*DATASET ROWS*
+++

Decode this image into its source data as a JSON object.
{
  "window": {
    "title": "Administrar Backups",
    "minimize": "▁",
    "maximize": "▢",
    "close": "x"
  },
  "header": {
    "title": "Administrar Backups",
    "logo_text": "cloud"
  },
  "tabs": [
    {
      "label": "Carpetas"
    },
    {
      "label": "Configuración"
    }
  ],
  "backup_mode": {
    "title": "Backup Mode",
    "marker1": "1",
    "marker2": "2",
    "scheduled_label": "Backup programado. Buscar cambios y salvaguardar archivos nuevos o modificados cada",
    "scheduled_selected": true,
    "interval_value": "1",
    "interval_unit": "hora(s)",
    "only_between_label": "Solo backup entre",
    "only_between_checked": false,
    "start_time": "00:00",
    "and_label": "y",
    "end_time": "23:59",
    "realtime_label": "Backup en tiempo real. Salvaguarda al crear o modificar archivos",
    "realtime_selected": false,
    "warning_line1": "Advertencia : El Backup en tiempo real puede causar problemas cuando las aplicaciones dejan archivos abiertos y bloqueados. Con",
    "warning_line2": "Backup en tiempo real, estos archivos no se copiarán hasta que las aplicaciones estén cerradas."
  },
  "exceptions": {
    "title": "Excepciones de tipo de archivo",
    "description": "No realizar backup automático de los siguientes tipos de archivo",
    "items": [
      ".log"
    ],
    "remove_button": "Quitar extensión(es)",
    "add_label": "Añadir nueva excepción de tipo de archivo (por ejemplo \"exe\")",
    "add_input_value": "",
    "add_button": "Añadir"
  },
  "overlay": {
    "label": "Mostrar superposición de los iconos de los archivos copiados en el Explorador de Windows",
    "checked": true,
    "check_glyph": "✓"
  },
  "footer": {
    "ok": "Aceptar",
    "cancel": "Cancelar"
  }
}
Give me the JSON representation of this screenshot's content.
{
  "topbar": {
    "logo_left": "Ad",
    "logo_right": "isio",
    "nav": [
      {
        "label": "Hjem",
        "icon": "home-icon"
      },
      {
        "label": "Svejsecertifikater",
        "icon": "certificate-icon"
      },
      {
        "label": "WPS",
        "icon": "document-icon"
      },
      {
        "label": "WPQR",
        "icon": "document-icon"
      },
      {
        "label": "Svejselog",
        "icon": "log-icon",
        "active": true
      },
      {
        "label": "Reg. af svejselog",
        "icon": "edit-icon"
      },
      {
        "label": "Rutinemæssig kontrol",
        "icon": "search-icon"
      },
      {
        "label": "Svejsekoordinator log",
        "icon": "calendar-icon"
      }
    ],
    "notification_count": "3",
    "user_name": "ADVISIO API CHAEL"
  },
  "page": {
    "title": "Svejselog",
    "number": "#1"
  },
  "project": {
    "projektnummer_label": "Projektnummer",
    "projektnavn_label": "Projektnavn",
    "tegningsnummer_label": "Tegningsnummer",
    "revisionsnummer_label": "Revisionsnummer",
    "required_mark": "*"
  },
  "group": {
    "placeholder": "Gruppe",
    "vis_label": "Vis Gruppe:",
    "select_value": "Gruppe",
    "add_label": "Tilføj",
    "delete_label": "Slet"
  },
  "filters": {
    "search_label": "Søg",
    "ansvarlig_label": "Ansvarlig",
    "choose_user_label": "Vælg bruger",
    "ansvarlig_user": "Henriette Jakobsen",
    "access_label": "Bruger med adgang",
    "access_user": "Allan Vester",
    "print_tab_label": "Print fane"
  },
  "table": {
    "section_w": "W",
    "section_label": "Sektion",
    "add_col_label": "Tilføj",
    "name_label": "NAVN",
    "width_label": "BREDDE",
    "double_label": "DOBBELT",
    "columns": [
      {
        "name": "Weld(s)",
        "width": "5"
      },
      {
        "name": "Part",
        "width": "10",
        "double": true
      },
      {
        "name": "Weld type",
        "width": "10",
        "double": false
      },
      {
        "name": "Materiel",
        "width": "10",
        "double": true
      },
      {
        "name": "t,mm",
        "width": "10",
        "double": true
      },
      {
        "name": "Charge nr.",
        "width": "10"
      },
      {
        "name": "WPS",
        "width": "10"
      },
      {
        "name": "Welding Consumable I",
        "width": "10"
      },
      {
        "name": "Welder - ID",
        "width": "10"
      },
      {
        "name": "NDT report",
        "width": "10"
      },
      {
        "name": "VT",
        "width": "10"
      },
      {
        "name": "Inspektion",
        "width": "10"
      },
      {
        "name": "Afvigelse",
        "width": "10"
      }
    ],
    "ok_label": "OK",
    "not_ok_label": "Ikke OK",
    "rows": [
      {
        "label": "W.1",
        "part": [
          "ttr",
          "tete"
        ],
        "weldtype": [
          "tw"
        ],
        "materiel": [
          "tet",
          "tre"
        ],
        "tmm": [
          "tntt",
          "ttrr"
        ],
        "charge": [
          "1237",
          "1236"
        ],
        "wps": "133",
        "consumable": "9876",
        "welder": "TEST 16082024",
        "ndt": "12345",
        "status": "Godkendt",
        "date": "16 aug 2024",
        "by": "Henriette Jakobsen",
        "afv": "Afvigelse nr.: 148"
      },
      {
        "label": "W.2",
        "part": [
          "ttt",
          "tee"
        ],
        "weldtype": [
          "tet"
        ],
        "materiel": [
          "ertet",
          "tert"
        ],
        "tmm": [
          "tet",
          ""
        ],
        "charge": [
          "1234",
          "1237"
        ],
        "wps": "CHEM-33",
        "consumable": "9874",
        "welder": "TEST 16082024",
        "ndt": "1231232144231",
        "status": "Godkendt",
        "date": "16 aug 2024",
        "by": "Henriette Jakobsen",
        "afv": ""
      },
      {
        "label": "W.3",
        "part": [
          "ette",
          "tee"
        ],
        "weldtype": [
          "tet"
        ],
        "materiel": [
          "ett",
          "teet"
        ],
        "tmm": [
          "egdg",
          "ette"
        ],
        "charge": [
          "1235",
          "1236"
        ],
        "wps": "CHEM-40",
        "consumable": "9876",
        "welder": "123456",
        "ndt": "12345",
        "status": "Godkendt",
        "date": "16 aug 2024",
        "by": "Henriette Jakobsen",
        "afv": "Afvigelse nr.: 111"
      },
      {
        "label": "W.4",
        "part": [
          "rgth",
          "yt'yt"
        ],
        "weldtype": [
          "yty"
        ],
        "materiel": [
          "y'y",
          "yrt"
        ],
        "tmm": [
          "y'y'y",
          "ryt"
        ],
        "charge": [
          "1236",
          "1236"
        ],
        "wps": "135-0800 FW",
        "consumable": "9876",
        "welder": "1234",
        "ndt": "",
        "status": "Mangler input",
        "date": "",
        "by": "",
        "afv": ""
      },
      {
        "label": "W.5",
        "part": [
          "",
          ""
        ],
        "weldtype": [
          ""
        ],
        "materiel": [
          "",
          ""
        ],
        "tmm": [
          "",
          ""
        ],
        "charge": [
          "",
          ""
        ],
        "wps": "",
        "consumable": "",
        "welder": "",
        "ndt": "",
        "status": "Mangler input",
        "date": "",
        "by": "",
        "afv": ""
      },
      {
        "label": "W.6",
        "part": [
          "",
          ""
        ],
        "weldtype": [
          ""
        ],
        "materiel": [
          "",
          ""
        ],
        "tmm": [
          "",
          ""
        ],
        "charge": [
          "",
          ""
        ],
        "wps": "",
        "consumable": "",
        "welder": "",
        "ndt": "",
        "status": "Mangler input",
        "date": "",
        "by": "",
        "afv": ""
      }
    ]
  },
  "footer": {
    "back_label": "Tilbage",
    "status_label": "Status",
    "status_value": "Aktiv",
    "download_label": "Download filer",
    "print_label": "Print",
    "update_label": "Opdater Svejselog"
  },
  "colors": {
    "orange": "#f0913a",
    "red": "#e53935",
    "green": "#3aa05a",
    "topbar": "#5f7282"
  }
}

+++

*REQUEST*
Transcribe the data above in full, exactly.

*CORRECT RESULT*
Decode this image into its source data as a JSON object.
{
  "window": {
    "title": "Administrar Backups",
    "minimize": "▁",
    "maximize": "▢",
    "close": "x"
  },
  "header": {
    "title": "Administrar Backups",
    "logo_text": "cloud"
  },
  "tabs": [
    {
      "label": "Carpetas"
    },
    {
      "label": "Configuración"
    }
  ],
  "backup_mode": {
    "title": "Backup Mode",
    "marker1": "1",
    "marker2": "2",
    "scheduled_label": "Backup programado. Buscar cambios y salvaguardar archivos nuevos o modificados cada",
    "scheduled_selected": true,
    "interval_value": "1",
    "interval_unit": "hora(s)",
    "only_between_label": "Solo backup entre",
    "only_between_checked": false,
    "start_time": "00:00",
    "and_label": "y",
    "end_time": "23:59",
    "realtime_label": "Backup en tiempo real. Salvaguarda al crear o modificar archivos",
    "realtime_selected": false,
    "warning_line1": "Advertencia : El Backup en tiempo real puede causar problemas cuando las aplicaciones dejan archivos abiertos y bloqueados. Con",
    "warning_line2": "Backup en tiempo real, estos archivos no se copiarán hasta que las aplicaciones estén cerradas."
  },
  "exceptions": {
    "title": "Excepciones de tipo de archivo",
    "description": "No realizar backup automático de los siguientes tipos de archivo",
    "items": [
      ".log"
    ],
    "remove_button": "Quitar extensión(es)",
    "add_label": "Añadir nueva excepción de tipo de archivo (por ejemplo \"exe\")",
    "add_input_value": "",
    "add_button": "Añadir"
  },
  "overlay": {
    "label": "Mostrar superposición de los iconos de los archivos copiados en el Explorador de Windows",
    "checked": true,
    "check_glyph": "✓"
  },
  "footer": {
    "ok": "Aceptar",
    "cancel": "Cancelar"
  }
}
Give me the JSON representation of this screenshot's content.
{
  "topbar": {
    "logo_left": "Ad",
    "logo_right": "isio",
    "nav": [
      {
        "label": "Hjem",
        "icon": "home-icon"
      },
      {
        "label": "Svejsecertifikater",
        "icon": "certificate-icon"
      },
      {
        "label": "WPS",
        "icon": "document-icon"
      },
      {
        "label": "WPQR",
        "icon": "document-icon"
      },
      {
        "label": "Svejselog",
        "icon": "log-icon",
        "active": true
      },
      {
        "label": "Reg. af svejselog",
        "icon": "edit-icon"
      },
      {
        "label": "Rutinemæssig kontrol",
        "icon": "search-icon"
      },
      {
        "label": "Svejsekoordinator log",
        "icon": "calendar-icon"
      }
    ],
    "notification_count": "3",
    "user_name": "ADVISIO API CHAEL"
  },
  "page": {
    "title": "Svejselog",
    "number": "#1"
  },
  "project": {
    "projektnummer_label": "Projektnummer",
    "projektnavn_label": "Projektnavn",
    "tegningsnummer_label": "Tegningsnummer",
    "revisionsnummer_label": "Revisionsnummer",
    "required_mark": "*"
  },
  "group": {
    "placeholder": "Gruppe",
    "vis_label": "Vis Gruppe:",
    "select_value": "Gruppe",
    "add_label": "Tilføj",
    "delete_label": "Slet"
  },
  "filters": {
    "search_label": "Søg",
    "ansvarlig_label": "Ansvarlig",
    "choose_user_label": "Vælg bruger",
    "ansvarlig_user": "Henriette Jakobsen",
    "access_label": "Bruger med adgang",
    "access_user": "Allan Vester",
    "print_tab_label": "Print fane"
  },
  "table": {
    "section_w": "W",
    "section_label": "Sektion",
    "add_col_label": "Tilføj",
    "name_label": "NAVN",
    "width_label": "BREDDE",
    "double_label": "DOBBELT",
    "columns": [
      {
        "name": "Weld(s)",
        "width": "5"
      },
      {
        "name": "Part",
        "width": "10",
        "double": true
      },
      {
        "name": "Weld type",
        "width": "10",
        "double": false
      },
      {
        "name": "Materiel",
        "width": "10",
        "double": true
      },
      {
        "name": "t,mm",
        "width": "10",
        "double": true
      },
      {
        "name": "Charge nr.",
        "width": "10"
      },
      {
        "name": "WPS",
        "width": "10"
      },
      {
        "name": "Welding Consumable I",
        "width": "10"
      },
      {
        "name": "Welder - ID",
        "width": "10"
      },
      {
        "name": "NDT report",
        "width": "10"
      },
      {
        "name": "VT",
        "width": "10"
      },
      {
        "name": "Inspektion",
        "width": "10"
      },
      {
        "name": "Afvigelse",
        "width": "10"
      }
    ],
    "ok_label": "OK",
    "not_ok_label": "Ikke OK",
    "rows": [
      {
        "label": "W.1",
        "part": [
          "ttr",
          "tete"
        ],
        "weldtype": [
          "tw"
        ],
        "materiel": [
          "tet",
          "tre"
        ],
        "tmm": [
          "tntt",
          "ttrr"
        ],
        "charge": [
          "1237",
          "1236"
        ],
        "wps": "133",
        "consumable": "9876",
        "welder": "TEST 16082024",
        "ndt": "12345",
        "status": "Godkendt",
        "date": "16 aug 2024",
        "by": "Henriette Jakobsen",
        "afv": "Afvigelse nr.: 148"
      },
      {
        "label": "W.2",
        "part": [
          "ttt",
          "tee"
        ],
        "weldtype": [
          "tet"
        ],
        "materiel": [
          "ertet",
          "tert"
        ],
        "tmm": [
          "tet",
          ""
        ],
        "charge": [
          "1234",
          "1237"
        ],
        "wps": "CHEM-33",
        "consumable": "9874",
        "welder": "TEST 16082024",
        "ndt": "1231232144231",
        "status": "Godkendt",
        "date": "16 aug 2024",
        "by": "Henriette Jakobsen",
        "afv": ""
      },
      {
        "label": "W.3",
        "part": [
          "ette",
          "tee"
        ],
        "weldtype": [
          "tet"
        ],
        "materiel": [
          "ett",
          "teet"
        ],
        "tmm": [
          "egdg",
          "ette"
        ],
        "charge": [
          "1235",
          "1236"
        ],
        "wps": "CHEM-40",
        "consumable": "9876",
        "welder": "123456",
        "ndt": "12345",
        "status": "Godkendt",
        "date": "16 aug 2024",
        "by": "Henriette Jakobsen",
        "afv": "Afvigelse nr.: 111"
      },
      {
        "label": "W.4",
        "part": [
          "rgth",
          "yt'yt"
        ],
        "weldtype": [
          "yty"
        ],
        "materiel": [
          "y'y",
          "yrt"
        ],
        "tmm": [
          "y'y'y",
          "ryt"
        ],
        "charge": [
          "1236",
          "1236"
        ],
        "wps": "135-0800 FW",
        "consumable": "9876",
        "welder": "1234",
        "ndt": "",
        "status": "Mangler input",
        "date": "",
        "by": "",
        "afv": ""
      },
      {
        "label": "W.5",
        "part": [
          "",
          ""
        ],
        "weldtype": [
          ""
        ],
        "materiel": [
          "",
          ""
        ],
        "tmm": [
          "",
          ""
        ],
        "charge": [
          "",
          ""
        ],
        "wps": "",
        "consumable": "",
        "welder": "",
        "ndt": "",
        "status": "Mangler input",
        "date": "",
        "by": "",
        "afv": ""
      },
      {
        "label": "W.6",
        "part": [
          "",
          ""
        ],
        "weldtype": [
          ""
        ],
        "materiel": [
          "",
          ""
        ],
        "tmm": [
          "",
          ""
        ],
        "charge": [
          "",
          ""
        ],
        "wps": "",
        "consumable": "",
        "welder": "",
        "ndt": "",
        "status": "Mangler input",
        "date": "",
        "by": "",
        "afv": ""
      }
    ]
  },
  "footer": {
    "back_label": "Tilbage",
    "status_label": "Status",
    "status_value": "Aktiv",
    "download_label": "Download filer",
    "print_label": "Print",
    "update_label": "Opdater Svejselog"
  },
  "colors": {
    "orange": "#f0913a",
    "red": "#e53935",
    "green": "#3aa05a",
    "topbar": "#5f7282"
  }
}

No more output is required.